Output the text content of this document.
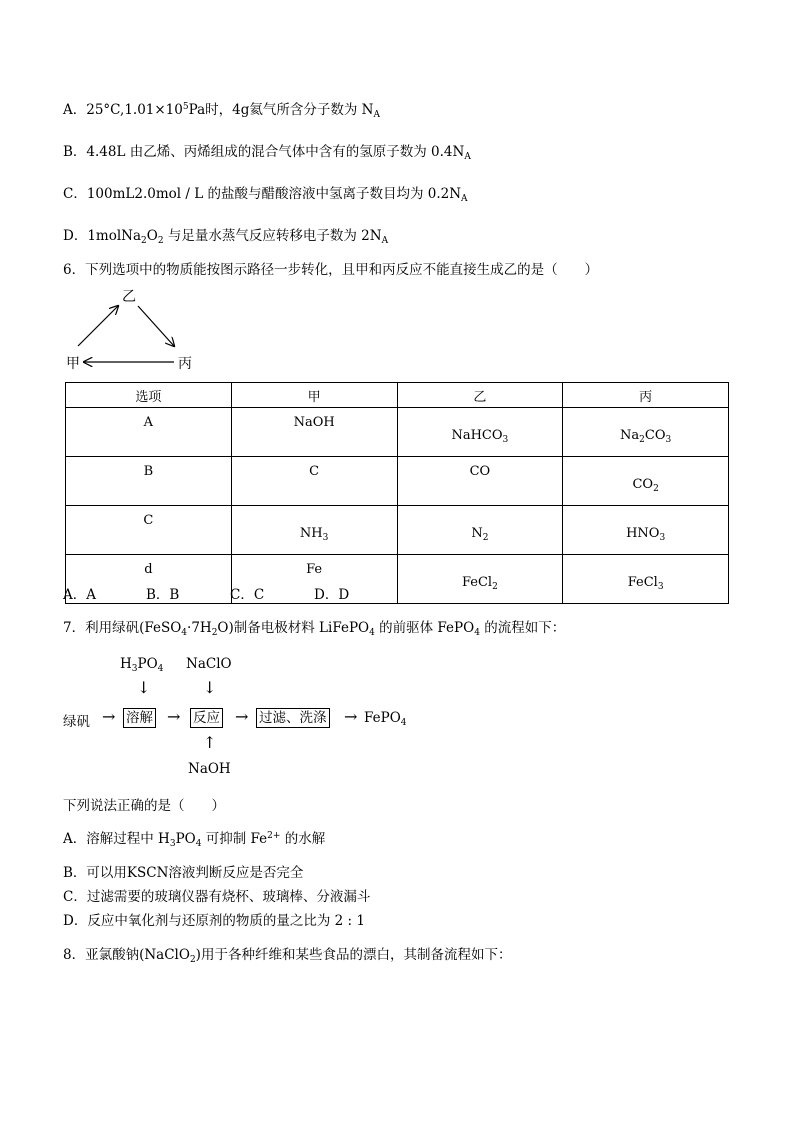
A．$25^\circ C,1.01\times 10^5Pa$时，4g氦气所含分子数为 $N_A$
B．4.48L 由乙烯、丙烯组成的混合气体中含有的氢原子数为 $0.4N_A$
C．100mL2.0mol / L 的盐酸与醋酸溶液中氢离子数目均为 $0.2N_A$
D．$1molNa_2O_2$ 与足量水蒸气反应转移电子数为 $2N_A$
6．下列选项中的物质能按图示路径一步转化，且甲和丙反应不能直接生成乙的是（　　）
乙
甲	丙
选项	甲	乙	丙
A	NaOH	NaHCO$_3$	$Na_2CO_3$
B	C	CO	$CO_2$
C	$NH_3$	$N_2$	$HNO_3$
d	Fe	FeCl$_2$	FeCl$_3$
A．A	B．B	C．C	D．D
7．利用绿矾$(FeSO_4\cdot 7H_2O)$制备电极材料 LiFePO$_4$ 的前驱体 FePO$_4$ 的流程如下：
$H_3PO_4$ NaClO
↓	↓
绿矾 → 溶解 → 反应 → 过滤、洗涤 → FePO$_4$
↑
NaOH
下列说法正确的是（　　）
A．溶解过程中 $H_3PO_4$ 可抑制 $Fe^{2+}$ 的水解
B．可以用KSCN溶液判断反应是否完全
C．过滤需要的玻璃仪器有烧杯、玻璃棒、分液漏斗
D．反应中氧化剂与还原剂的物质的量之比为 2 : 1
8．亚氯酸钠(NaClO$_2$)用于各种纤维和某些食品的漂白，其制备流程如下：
......
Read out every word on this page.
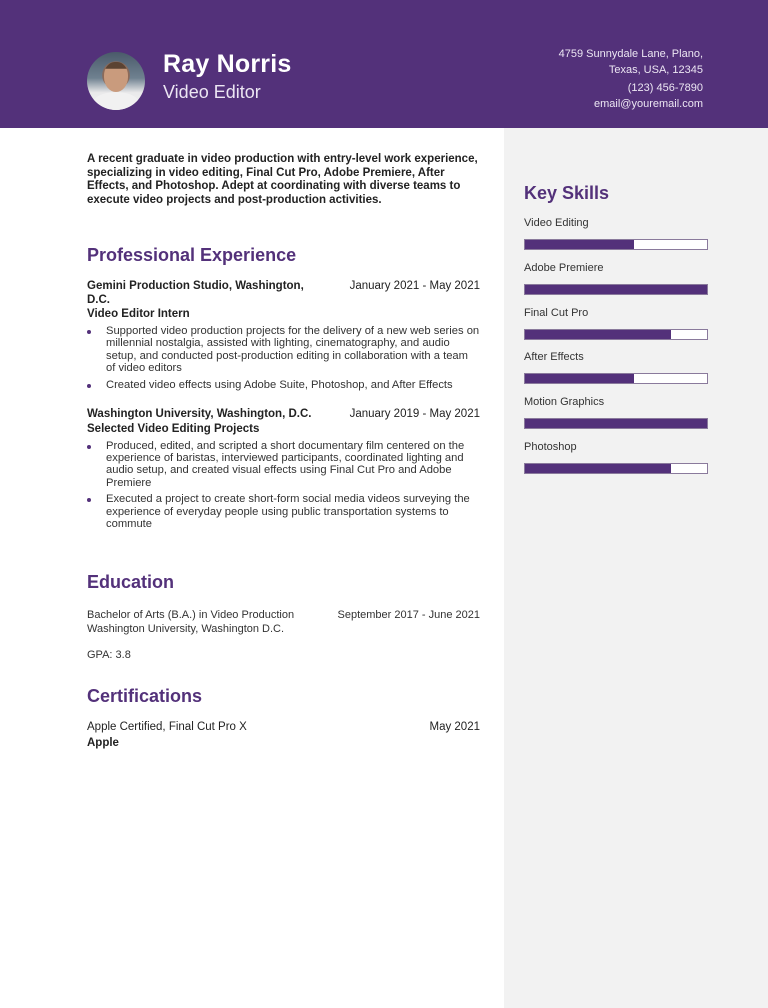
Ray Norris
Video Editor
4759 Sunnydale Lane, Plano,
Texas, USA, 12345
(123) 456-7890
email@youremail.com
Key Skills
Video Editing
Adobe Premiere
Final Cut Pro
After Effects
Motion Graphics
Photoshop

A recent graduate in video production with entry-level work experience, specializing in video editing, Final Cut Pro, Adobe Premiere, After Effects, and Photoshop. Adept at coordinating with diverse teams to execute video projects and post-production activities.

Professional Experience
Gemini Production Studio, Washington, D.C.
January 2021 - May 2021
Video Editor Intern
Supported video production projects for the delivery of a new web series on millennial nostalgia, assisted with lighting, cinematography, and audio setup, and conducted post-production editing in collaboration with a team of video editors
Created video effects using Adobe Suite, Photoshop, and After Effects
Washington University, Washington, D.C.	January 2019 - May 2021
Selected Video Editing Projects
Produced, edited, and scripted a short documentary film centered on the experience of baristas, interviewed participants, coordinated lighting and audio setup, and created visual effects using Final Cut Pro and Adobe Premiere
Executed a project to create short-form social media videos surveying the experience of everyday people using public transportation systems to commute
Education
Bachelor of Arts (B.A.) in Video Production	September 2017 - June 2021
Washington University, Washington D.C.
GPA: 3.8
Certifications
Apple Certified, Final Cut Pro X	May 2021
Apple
......
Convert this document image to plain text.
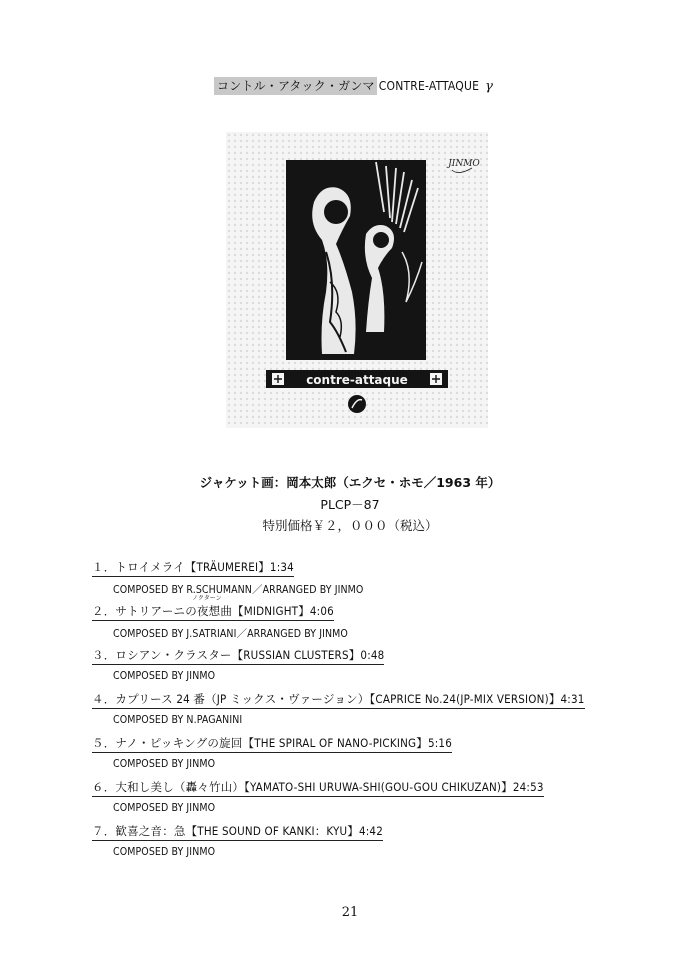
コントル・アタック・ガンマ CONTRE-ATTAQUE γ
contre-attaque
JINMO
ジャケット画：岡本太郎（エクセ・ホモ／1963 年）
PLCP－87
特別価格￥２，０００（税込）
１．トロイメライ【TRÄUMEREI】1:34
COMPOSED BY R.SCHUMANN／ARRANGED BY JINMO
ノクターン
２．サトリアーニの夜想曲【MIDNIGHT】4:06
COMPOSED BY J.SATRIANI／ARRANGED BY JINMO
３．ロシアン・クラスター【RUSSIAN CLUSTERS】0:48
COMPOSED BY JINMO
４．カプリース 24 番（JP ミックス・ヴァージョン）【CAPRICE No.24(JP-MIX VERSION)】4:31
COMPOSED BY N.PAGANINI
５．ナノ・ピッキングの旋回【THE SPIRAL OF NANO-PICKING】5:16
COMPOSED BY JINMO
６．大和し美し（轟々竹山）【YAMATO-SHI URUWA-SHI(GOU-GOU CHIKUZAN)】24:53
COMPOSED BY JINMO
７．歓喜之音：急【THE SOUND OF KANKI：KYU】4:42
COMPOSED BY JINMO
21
......
> What to work on: Determine how many lines of the records above contain the word "Final", and report only that number.

> Solved exercise: 4